*Written task*
Look for the string "number" in the lines and copy each line that has it.

[Start Dataset excerpts]

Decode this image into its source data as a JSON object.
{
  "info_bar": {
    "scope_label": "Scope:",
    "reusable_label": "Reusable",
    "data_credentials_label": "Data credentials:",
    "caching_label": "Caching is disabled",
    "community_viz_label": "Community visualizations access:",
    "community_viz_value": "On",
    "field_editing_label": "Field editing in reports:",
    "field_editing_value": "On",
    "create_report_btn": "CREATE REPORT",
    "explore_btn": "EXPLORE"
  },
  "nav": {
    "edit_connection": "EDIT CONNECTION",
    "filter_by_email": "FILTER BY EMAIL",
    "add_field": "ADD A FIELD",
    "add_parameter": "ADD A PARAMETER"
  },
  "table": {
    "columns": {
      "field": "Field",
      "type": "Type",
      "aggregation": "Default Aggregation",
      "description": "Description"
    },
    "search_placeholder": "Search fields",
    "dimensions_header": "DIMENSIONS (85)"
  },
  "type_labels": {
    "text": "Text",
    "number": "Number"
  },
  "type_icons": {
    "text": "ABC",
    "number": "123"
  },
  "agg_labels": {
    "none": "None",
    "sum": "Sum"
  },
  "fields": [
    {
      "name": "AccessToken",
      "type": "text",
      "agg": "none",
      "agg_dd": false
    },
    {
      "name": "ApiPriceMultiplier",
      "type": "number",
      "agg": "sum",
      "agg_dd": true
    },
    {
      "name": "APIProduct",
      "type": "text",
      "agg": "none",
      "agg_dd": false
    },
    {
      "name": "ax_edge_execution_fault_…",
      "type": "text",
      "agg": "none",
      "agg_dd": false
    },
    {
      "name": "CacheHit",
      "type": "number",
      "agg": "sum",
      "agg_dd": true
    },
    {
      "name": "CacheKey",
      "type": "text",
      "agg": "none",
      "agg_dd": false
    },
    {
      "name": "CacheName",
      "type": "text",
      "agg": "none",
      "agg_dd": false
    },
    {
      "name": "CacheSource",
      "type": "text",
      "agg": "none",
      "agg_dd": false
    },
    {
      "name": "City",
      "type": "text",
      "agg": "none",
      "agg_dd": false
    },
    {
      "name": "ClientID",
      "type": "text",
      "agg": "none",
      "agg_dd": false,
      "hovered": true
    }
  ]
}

[End Dataset excerpts]

*Answer to the exercise*
    "number": "Number"
    "number": "123"
      "type": "number",
      "type": "number",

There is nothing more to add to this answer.